(Figure content listings)
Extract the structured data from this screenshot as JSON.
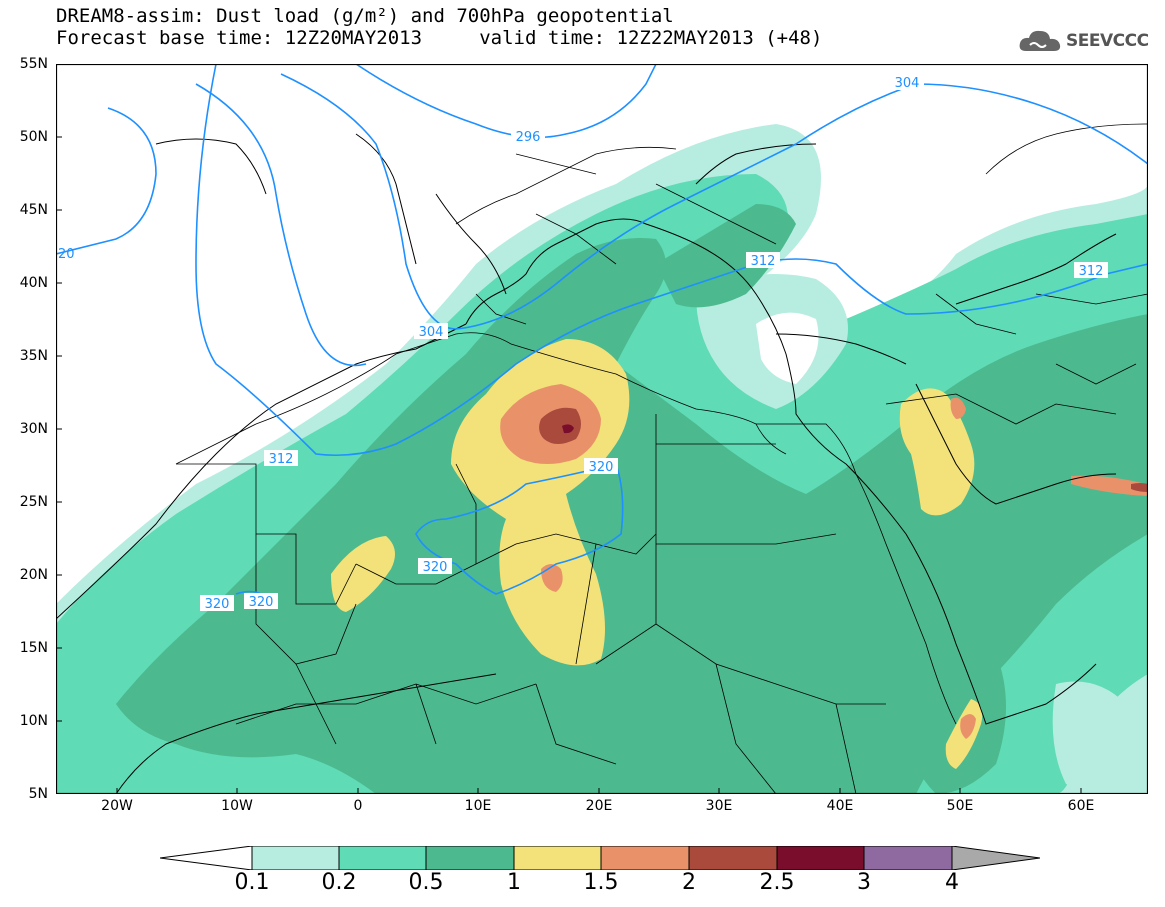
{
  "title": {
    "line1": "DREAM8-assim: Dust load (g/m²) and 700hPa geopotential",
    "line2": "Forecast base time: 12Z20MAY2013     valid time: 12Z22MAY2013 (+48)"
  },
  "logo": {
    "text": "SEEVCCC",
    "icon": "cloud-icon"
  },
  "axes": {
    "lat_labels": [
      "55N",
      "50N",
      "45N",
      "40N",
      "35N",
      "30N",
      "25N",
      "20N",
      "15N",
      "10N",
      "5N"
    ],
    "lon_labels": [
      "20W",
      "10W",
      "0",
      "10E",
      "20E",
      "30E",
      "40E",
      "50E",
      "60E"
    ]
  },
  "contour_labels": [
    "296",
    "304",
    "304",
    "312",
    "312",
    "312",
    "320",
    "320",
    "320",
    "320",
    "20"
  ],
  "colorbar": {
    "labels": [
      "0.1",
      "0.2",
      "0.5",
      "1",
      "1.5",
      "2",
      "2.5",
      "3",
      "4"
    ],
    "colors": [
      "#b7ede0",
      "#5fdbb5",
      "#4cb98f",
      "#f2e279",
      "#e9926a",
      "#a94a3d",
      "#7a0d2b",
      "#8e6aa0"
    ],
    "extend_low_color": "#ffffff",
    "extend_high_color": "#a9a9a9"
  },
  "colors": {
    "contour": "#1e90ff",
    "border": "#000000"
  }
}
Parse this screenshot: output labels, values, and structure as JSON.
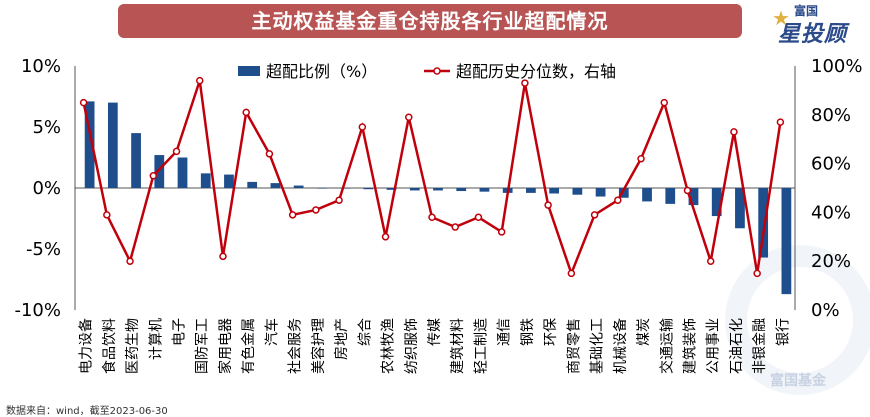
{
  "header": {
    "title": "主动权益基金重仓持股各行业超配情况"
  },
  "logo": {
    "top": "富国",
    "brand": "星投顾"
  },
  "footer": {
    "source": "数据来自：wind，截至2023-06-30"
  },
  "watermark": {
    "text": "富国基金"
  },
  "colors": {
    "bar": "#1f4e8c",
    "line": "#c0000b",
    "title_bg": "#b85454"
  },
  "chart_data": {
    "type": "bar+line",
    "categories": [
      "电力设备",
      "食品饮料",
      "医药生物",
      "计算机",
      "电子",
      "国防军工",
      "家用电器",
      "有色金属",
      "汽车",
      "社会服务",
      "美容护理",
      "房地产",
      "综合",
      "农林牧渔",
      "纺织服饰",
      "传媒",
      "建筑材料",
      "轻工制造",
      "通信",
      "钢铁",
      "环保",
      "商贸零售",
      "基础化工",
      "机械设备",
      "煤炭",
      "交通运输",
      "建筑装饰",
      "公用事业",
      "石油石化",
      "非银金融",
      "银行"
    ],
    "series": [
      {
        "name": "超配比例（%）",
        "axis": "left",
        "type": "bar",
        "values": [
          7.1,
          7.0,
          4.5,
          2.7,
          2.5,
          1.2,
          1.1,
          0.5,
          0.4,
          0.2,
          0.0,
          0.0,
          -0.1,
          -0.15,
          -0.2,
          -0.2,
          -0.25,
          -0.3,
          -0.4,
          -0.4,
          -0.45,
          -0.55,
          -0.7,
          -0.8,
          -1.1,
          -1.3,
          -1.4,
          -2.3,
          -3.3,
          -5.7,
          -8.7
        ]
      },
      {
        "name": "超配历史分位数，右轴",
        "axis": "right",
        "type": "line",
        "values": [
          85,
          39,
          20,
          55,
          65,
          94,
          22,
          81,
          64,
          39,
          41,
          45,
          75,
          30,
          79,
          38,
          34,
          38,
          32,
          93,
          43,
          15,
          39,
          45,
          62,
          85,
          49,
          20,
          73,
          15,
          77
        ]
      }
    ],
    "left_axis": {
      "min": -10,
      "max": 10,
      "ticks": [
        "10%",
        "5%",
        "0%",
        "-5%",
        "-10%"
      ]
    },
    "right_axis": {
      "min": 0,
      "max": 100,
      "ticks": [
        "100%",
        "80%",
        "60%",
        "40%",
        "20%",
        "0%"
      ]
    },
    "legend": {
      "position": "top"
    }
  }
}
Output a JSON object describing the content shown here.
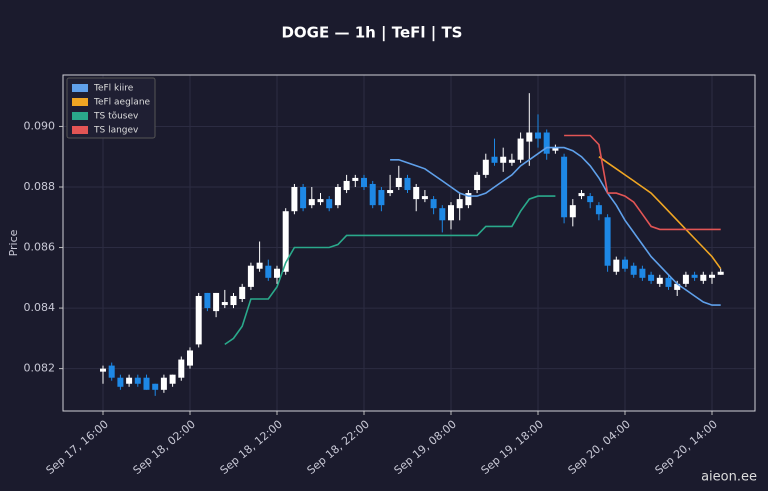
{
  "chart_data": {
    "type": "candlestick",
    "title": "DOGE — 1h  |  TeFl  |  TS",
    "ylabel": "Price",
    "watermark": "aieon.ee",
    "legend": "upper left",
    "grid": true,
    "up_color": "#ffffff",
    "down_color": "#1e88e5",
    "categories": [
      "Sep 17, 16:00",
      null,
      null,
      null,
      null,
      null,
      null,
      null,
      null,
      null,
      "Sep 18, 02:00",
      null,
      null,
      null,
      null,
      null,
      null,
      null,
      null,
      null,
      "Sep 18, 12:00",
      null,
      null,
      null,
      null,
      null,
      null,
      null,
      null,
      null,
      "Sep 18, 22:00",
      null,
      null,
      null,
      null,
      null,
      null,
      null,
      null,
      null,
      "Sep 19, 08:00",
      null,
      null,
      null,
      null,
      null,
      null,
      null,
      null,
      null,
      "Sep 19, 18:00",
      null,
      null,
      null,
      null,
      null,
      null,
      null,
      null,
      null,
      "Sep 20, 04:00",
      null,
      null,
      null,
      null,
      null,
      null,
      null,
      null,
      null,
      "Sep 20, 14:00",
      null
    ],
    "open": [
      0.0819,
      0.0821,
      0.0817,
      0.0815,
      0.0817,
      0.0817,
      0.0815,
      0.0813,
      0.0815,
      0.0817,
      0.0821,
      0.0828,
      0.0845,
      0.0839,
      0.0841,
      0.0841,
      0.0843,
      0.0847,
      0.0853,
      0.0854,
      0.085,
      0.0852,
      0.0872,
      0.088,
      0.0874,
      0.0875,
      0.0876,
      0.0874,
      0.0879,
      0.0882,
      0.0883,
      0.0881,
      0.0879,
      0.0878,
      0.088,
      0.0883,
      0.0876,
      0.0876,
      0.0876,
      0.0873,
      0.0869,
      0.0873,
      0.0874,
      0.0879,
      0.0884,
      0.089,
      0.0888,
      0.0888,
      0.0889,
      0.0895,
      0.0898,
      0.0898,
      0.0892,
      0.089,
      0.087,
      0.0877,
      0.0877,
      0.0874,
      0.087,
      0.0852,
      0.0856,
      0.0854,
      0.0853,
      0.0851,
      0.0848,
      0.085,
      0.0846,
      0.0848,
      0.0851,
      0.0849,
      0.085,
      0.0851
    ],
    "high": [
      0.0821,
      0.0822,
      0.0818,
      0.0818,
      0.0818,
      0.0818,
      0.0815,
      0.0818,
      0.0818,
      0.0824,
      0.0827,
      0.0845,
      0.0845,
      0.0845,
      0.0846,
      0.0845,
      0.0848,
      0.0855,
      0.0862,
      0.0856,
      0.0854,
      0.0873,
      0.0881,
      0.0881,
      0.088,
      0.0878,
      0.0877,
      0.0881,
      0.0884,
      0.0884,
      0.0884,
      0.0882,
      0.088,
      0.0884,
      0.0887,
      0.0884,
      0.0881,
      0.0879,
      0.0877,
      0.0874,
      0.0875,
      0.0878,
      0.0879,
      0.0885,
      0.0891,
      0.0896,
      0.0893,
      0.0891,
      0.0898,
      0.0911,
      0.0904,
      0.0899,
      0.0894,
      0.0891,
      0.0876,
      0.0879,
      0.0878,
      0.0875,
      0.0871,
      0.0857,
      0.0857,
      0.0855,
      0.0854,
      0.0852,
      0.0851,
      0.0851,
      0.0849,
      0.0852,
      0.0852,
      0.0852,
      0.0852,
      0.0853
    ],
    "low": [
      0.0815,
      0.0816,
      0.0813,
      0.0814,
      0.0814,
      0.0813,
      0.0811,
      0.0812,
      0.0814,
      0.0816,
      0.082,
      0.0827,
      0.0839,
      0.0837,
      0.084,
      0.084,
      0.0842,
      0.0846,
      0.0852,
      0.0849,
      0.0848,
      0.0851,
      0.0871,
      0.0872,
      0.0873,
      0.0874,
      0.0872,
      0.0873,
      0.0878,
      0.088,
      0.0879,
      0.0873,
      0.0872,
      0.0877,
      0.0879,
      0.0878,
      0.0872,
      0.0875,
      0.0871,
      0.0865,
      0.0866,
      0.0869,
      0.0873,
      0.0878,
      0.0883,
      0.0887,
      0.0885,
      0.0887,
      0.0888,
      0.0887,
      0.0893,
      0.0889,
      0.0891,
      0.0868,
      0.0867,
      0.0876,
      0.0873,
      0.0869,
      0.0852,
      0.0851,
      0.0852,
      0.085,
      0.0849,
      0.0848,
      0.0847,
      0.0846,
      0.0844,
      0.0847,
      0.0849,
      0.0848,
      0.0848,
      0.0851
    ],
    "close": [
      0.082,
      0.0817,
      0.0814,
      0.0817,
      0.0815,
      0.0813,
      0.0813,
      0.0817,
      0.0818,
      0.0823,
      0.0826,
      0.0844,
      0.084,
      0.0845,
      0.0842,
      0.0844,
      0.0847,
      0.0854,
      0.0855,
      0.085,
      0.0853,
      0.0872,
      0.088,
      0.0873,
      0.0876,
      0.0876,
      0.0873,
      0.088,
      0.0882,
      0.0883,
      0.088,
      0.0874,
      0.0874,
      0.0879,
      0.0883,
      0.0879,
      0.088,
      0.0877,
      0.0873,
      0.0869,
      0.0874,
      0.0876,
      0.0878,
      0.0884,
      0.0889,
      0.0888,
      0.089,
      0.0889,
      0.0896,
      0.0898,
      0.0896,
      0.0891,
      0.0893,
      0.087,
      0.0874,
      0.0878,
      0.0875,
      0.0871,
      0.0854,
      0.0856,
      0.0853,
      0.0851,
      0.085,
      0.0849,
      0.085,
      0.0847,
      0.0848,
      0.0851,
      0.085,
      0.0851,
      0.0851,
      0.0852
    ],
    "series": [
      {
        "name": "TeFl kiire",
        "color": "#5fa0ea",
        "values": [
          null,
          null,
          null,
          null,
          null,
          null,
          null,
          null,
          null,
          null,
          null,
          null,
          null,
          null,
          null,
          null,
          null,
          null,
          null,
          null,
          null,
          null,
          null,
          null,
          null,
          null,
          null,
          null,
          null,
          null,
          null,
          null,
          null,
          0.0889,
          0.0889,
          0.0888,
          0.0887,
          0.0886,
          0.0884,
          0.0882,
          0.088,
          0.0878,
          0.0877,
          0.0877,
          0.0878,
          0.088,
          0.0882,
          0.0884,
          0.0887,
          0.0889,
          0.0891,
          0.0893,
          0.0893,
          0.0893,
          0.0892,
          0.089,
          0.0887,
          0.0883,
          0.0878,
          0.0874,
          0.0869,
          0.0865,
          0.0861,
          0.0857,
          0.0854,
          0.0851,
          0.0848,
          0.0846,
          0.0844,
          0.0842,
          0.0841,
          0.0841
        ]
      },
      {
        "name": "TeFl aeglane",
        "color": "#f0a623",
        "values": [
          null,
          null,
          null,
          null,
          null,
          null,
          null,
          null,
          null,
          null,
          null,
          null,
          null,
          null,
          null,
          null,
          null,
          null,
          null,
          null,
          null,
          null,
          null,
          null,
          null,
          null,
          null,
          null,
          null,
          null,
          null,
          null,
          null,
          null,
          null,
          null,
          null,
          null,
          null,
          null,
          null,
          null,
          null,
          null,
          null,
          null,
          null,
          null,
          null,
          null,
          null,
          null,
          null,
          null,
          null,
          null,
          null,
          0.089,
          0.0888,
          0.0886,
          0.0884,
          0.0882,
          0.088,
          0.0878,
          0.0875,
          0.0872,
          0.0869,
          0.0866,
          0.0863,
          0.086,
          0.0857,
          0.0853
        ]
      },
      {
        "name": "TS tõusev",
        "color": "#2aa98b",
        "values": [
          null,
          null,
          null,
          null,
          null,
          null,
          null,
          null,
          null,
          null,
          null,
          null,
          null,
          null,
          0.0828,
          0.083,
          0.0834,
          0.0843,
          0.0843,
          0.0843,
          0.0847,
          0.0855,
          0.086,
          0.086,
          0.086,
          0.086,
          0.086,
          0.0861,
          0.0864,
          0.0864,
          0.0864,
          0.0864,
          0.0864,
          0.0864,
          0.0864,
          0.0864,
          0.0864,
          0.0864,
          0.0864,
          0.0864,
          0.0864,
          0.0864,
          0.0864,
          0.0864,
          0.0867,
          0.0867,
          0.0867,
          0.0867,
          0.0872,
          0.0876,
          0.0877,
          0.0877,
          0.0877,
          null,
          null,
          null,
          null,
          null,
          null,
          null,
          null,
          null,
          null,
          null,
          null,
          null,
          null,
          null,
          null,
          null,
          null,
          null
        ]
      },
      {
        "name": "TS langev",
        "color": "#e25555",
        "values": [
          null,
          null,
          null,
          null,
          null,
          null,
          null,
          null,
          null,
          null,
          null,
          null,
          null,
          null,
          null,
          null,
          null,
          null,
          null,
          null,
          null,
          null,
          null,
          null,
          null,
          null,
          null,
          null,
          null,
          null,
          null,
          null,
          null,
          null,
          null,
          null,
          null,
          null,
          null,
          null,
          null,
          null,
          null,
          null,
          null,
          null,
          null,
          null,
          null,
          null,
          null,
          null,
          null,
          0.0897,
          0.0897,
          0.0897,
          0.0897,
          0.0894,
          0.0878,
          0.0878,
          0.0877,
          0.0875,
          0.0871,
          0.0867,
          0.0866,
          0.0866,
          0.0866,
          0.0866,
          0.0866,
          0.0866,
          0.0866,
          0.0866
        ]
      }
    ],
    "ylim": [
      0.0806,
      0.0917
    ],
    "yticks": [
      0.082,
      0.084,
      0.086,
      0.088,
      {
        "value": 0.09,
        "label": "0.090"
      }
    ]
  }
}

# Instructions for the task:
State the number of lines in the data that include the string "name", and add nothing else.

# Solution to this problem:
6